### Records provided
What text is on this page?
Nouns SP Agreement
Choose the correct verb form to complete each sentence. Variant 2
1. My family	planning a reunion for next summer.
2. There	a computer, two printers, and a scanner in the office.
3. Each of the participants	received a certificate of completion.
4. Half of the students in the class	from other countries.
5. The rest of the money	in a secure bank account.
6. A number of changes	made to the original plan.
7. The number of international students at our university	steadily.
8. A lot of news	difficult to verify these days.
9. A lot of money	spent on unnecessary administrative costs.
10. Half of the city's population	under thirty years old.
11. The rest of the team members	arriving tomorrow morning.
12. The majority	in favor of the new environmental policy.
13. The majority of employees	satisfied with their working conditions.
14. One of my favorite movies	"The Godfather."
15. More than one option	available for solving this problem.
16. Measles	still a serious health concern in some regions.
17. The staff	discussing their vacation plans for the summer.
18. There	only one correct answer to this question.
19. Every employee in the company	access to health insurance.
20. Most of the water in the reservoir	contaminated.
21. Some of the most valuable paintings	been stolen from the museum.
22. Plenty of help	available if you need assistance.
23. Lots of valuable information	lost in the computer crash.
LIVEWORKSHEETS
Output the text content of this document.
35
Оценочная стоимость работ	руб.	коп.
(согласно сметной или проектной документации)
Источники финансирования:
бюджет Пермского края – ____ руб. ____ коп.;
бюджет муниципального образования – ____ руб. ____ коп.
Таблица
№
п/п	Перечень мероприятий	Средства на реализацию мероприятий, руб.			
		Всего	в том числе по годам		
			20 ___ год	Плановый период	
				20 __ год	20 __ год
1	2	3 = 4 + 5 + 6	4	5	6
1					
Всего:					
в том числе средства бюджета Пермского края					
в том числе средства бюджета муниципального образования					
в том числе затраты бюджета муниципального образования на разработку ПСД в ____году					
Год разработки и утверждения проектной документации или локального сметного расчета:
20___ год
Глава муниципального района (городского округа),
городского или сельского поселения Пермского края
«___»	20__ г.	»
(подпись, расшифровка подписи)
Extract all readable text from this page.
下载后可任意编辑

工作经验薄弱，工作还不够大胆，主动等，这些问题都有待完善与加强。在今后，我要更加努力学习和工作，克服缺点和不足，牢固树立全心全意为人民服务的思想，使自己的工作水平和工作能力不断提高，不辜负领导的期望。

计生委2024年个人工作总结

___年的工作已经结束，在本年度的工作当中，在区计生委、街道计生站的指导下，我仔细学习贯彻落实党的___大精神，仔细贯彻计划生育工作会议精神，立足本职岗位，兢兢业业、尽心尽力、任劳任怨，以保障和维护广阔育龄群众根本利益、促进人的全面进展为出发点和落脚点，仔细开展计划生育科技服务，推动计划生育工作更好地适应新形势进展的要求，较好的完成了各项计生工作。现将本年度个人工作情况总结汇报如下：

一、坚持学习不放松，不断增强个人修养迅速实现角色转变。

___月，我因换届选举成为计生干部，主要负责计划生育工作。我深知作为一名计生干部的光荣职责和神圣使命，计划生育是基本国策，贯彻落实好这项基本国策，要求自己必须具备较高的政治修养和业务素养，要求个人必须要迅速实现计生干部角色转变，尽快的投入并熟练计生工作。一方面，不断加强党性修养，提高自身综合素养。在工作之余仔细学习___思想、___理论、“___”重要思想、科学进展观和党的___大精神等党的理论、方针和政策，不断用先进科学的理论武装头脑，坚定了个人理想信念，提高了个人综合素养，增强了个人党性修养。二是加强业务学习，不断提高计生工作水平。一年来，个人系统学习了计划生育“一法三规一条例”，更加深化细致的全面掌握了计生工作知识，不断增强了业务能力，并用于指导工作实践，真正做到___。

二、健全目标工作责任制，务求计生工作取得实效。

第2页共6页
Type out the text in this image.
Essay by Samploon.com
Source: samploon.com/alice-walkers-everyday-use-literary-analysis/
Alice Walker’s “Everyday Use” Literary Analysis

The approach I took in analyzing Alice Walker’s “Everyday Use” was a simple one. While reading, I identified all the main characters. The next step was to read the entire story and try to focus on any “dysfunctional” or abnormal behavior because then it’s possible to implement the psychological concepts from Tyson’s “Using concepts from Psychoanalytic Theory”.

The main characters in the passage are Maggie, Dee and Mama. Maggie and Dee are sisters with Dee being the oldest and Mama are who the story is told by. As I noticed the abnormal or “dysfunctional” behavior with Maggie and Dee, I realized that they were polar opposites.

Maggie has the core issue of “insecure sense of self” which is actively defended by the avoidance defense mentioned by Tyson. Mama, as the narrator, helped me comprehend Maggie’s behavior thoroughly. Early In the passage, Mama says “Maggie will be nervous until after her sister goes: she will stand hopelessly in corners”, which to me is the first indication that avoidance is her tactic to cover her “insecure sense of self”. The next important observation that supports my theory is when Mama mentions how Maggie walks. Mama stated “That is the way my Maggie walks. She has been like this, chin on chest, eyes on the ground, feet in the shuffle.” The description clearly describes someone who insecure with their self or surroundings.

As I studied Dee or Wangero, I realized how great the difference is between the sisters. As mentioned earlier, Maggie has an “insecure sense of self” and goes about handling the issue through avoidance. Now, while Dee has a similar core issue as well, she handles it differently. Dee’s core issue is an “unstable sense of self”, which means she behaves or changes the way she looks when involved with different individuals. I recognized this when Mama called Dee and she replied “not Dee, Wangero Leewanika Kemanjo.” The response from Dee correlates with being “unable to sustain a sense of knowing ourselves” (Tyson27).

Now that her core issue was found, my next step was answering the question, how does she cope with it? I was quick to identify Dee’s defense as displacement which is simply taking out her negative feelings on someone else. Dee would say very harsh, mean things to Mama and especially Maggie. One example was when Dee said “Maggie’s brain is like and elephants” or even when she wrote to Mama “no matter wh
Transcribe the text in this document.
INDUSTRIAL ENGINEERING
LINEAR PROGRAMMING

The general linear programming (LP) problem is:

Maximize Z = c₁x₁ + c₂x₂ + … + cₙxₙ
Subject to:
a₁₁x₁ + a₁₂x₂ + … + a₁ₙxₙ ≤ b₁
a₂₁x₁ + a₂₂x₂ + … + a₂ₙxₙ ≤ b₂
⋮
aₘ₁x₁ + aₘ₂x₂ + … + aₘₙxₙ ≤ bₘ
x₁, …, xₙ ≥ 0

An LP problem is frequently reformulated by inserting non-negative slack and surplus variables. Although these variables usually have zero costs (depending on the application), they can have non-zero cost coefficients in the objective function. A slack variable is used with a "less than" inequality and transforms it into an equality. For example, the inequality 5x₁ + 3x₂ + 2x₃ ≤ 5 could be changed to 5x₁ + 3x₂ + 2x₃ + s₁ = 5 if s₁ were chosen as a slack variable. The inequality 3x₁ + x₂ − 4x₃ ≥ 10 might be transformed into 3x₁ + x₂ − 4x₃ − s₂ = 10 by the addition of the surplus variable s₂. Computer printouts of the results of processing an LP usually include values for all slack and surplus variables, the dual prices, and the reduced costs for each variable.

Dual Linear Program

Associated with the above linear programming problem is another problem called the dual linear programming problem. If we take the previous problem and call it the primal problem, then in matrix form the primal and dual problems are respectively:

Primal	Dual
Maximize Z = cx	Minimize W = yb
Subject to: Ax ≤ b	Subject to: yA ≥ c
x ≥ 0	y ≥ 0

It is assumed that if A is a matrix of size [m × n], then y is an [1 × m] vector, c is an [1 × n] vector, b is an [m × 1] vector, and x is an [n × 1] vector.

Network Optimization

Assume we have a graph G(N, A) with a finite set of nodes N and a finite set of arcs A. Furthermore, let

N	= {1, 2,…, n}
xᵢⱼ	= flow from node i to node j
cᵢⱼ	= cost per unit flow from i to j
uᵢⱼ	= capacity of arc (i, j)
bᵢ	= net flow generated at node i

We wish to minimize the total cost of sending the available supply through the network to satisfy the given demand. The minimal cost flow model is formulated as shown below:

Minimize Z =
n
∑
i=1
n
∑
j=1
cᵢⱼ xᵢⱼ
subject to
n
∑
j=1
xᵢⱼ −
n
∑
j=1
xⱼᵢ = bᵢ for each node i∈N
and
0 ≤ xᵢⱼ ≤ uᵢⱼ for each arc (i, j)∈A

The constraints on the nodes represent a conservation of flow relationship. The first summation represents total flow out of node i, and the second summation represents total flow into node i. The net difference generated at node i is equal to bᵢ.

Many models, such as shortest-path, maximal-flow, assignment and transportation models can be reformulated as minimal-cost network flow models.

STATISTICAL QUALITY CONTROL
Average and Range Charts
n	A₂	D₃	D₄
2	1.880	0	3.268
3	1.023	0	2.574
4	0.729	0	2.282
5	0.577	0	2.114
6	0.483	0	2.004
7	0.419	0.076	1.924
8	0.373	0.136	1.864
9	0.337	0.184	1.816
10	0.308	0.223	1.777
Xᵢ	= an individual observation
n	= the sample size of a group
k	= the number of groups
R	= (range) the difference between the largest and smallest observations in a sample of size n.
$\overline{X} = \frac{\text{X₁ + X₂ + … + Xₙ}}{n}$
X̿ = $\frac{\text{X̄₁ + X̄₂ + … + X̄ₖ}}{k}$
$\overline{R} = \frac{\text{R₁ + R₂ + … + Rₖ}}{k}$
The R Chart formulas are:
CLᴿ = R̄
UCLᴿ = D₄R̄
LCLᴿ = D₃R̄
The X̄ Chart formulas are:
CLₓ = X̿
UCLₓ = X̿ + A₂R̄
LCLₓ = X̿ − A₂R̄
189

### What you have to do
Among the entries above, identify all lines with "nodes" and copy them.

### Answer below
Assume we have a graph G(N, A) with a finite set of nodes N and a finite set of arcs A. Furthermore, let
The constraints on the nodes represent a conservation of flow relationship. The first summation represents total flow out of node i, and the second summation represents total flow into node i. The net difference generated at node i is equal to bᵢ.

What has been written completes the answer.